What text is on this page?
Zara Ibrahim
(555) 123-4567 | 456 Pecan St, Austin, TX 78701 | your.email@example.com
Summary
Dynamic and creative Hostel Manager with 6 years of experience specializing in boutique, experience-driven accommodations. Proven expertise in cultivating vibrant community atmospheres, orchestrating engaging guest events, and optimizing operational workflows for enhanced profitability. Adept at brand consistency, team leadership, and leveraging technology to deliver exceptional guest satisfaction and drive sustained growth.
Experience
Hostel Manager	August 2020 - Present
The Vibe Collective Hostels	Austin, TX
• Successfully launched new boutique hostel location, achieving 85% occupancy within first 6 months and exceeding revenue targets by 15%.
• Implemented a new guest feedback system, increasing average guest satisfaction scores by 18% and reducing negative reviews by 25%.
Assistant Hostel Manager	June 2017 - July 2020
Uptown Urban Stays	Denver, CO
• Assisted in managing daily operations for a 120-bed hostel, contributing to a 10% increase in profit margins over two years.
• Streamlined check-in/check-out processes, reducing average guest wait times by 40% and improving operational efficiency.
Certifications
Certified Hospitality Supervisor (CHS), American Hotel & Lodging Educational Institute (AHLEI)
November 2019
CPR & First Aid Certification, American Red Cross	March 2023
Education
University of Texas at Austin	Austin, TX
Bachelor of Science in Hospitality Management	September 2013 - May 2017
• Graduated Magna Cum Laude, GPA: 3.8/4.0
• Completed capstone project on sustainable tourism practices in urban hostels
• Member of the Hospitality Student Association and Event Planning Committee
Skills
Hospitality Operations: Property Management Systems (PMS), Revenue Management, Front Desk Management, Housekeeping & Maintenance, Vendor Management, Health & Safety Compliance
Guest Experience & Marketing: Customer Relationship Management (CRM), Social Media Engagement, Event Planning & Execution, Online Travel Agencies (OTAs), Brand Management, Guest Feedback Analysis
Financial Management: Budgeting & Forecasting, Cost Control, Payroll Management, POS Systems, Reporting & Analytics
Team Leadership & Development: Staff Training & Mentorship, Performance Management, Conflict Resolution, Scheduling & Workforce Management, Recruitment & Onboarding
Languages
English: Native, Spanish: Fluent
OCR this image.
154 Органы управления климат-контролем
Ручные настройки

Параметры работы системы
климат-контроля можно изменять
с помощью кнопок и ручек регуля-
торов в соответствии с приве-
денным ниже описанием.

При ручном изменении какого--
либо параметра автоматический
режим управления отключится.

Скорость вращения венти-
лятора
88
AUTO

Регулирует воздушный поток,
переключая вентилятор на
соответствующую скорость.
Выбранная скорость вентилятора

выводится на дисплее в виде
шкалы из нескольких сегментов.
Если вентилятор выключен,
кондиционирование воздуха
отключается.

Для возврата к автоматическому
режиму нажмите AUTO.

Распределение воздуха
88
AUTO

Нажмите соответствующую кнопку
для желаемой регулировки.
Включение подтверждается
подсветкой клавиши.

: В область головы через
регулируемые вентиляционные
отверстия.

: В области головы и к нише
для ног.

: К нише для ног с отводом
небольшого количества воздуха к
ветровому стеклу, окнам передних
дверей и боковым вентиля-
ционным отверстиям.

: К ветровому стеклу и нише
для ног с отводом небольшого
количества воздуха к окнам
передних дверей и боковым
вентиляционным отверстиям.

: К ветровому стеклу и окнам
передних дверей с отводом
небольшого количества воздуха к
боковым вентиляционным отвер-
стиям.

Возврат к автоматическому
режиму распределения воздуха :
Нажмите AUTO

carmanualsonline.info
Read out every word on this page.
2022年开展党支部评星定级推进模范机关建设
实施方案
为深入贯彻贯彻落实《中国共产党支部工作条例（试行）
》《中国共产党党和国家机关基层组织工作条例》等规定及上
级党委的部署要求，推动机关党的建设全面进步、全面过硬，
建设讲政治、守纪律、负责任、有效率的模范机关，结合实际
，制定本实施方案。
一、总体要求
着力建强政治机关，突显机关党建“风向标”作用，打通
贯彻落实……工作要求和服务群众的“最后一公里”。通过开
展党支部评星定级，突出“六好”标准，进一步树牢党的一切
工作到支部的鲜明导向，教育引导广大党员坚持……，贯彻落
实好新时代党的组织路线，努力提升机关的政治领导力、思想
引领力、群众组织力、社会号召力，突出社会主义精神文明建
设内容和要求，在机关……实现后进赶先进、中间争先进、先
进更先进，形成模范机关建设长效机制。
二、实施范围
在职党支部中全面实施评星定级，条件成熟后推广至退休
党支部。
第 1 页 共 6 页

▶ [What the task requires] Print the records once more, exactly as they were given.

▶ [The output]
What text is on this page?
Zara Ibrahim
(555) 123-4567 | 456 Pecan St, Austin, TX 78701 | your.email@example.com
Summary
Dynamic and creative Hostel Manager with 6 years of experience specializing in boutique, experience-driven accommodations. Proven expertise in cultivating vibrant community atmospheres, orchestrating engaging guest events, and optimizing operational workflows for enhanced profitability. Adept at brand consistency, team leadership, and leveraging technology to deliver exceptional guest satisfaction and drive sustained growth.
Experience
Hostel Manager	August 2020 - Present
The Vibe Collective Hostels	Austin, TX
• Successfully launched new boutique hostel location, achieving 85% occupancy within first 6 months and exceeding revenue targets by 15%.
• Implemented a new guest feedback system, increasing average guest satisfaction scores by 18% and reducing negative reviews by 25%.
Assistant Hostel Manager	June 2017 - July 2020
Uptown Urban Stays	Denver, CO
• Assisted in managing daily operations for a 120-bed hostel, contributing to a 10% increase in profit margins over two years.
• Streamlined check-in/check-out processes, reducing average guest wait times by 40% and improving operational efficiency.
Certifications
Certified Hospitality Supervisor (CHS), American Hotel & Lodging Educational Institute (AHLEI)
November 2019
CPR & First Aid Certification, American Red Cross	March 2023
Education
University of Texas at Austin	Austin, TX
Bachelor of Science in Hospitality Management	September 2013 - May 2017
• Graduated Magna Cum Laude, GPA: 3.8/4.0
• Completed capstone project on sustainable tourism practices in urban hostels
• Member of the Hospitality Student Association and Event Planning Committee
Skills
Hospitality Operations: Property Management Systems (PMS), Revenue Management, Front Desk Management, Housekeeping & Maintenance, Vendor Management, Health & Safety Compliance
Guest Experience & Marketing: Customer Relationship Management (CRM), Social Media Engagement, Event Planning & Execution, Online Travel Agencies (OTAs), Brand Management, Guest Feedback Analysis
Financial Management: Budgeting & Forecasting, Cost Control, Payroll Management, POS Systems, Reporting & Analytics
Team Leadership & Development: Staff Training & Mentorship, Performance Management, Conflict Resolution, Scheduling & Workforce Management, Recruitment & Onboarding
Languages
English: Native, Spanish: Fluent
OCR this image.
154 Органы управления климат-контролем
Ручные настройки

Параметры работы системы
климат-контроля можно изменять
с помощью кнопок и ручек регуля-
торов в соответствии с приве-
денным ниже описанием.

При ручном изменении какого--
либо параметра автоматический
режим управления отключится.

Скорость вращения венти-
лятора
88
AUTO

Регулирует воздушный поток,
переключая вентилятор на
соответствующую скорость.
Выбранная скорость вентилятора

выводится на дисплее в виде
шкалы из нескольких сегментов.
Если вентилятор выключен,
кондиционирование воздуха
отключается.

Для возврата к автоматическому
режиму нажмите AUTO.

Распределение воздуха
88
AUTO

Нажмите соответствующую кнопку
для желаемой регулировки.
Включение подтверждается
подсветкой клавиши.

: В область головы через
регулируемые вентиляционные
отверстия.

: В области головы и к нише
для ног.

: К нише для ног с отводом
небольшого количества воздуха к
ветровому стеклу, окнам передних
дверей и боковым вентиля-
ционным отверстиям.

: К ветровому стеклу и нише
для ног с отводом небольшого
количества воздуха к окнам
передних дверей и боковым
вентиляционным отверстиям.

: К ветровому стеклу и окнам
передних дверей с отводом
небольшого количества воздуха к
боковым вентиляционным отвер-
стиям.

Возврат к автоматическому
режиму распределения воздуха :
Нажмите AUTO

carmanualsonline.info
Read out every word on this page.
2022年开展党支部评星定级推进模范机关建设
实施方案
为深入贯彻贯彻落实《中国共产党支部工作条例（试行）
》《中国共产党党和国家机关基层组织工作条例》等规定及上
级党委的部署要求，推动机关党的建设全面进步、全面过硬，
建设讲政治、守纪律、负责任、有效率的模范机关，结合实际
，制定本实施方案。
一、总体要求
着力建强政治机关，突显机关党建“风向标”作用，打通
贯彻落实……工作要求和服务群众的“最后一公里”。通过开
展党支部评星定级，突出“六好”标准，进一步树牢党的一切
工作到支部的鲜明导向，教育引导广大党员坚持……，贯彻落
实好新时代党的组织路线，努力提升机关的政治领导力、思想
引领力、群众组织力、社会号召力，突出社会主义精神文明建
设内容和要求，在机关……实现后进赶先进、中间争先进、先
进更先进，形成模范机关建设长效机制。
二、实施范围
在职党支部中全面实施评星定级，条件成熟后推广至退休
党支部。
第 1 页 共 6 页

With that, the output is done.